[Recorded data]
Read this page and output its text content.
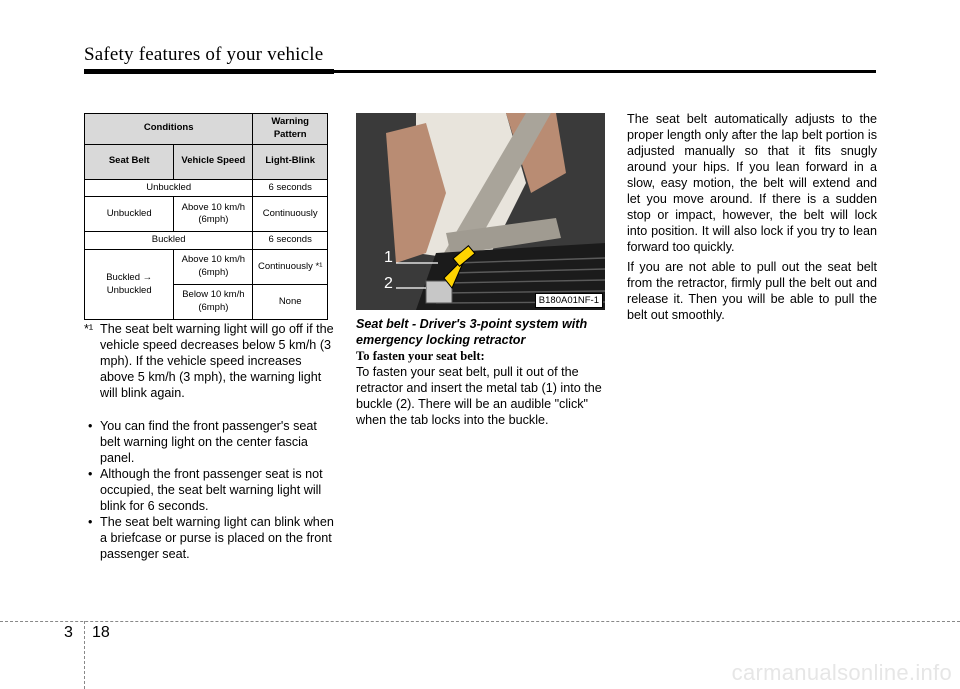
Safety features of your vehicle
Conditions		Warning Pattern
Seat Belt	Vehicle Speed	Light-Blink
Unbuckled		6 seconds
Unbuckled	Above 10 km/h (6mph)	Continuously
Buckled		6 seconds
Buckled → Unbuckled	Above 10 km/h (6mph)	Continuously *¹
	Below 10 km/h (6mph)	None
*¹ The seat belt warning light will go off if the vehicle speed decreases below 5 km/h (3 mph). If the vehicle speed increases above 5 km/h (3 mph), the warning light will blink again.
• You can find the front passenger's seat belt warning light on the center fascia panel.
• Although the front passenger seat is not occupied, the seat belt warning light will blink for 6 seconds.
• The seat belt warning light can blink when a briefcase or purse is placed on the front passenger seat.
1
2
B180A01NF-1
Seat belt - Driver's 3-point system with emergency locking retractor
To fasten your seat belt:
To fasten your seat belt, pull it out of the retractor and insert the metal tab (1) into the buckle (2). There will be an audible "click" when the tab locks into the buckle.

The seat belt automatically adjusts to the proper length only after the lap belt portion is adjusted manually so that it fits snugly around your hips. If you lean forward in a slow, easy motion, the belt will extend and let you move around. If there is a sudden stop or impact, however, the belt will lock into position. It will also lock if you try to lean forward too quickly.

If you are not able to pull out the seat belt from the retractor, firmly pull the belt out and release it. Then you will be able to pull the belt out smoothly.

3 18
carmanualsonline.info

**AIM:**
Transcribe the material as is, with images omitted.

**CORRECT OUTPUT:**
Read this page and output its text content.
Safety features of your vehicle
Conditions		Warning Pattern
Seat Belt	Vehicle Speed	Light-Blink
Unbuckled		6 seconds
Unbuckled	Above 10 km/h (6mph)	Continuously
Buckled		6 seconds
Buckled → Unbuckled	Above 10 km/h (6mph)	Continuously *¹
	Below 10 km/h (6mph)	None
*¹ The seat belt warning light will go off if the vehicle speed decreases below 5 km/h (3 mph). If the vehicle speed increases above 5 km/h (3 mph), the warning light will blink again.
• You can find the front passenger's seat belt warning light on the center fascia panel.
• Although the front passenger seat is not occupied, the seat belt warning light will blink for 6 seconds.
• The seat belt warning light can blink when a briefcase or purse is placed on the front passenger seat.
1
2
B180A01NF-1
Seat belt - Driver's 3-point system with emergency locking retractor
To fasten your seat belt:
To fasten your seat belt, pull it out of the retractor and insert the metal tab (1) into the buckle (2). There will be an audible "click" when the tab locks into the buckle.

The seat belt automatically adjusts to the proper length only after the lap belt portion is adjusted manually so that it fits snugly around your hips. If you lean forward in a slow, easy motion, the belt will extend and let you move around. If there is a sudden stop or impact, however, the belt will lock into position. It will also lock if you try to lean forward too quickly.

If you are not able to pull out the seat belt from the retractor, firmly pull the belt out and release it. Then you will be able to pull the belt out smoothly.

3 18
carmanualsonline.info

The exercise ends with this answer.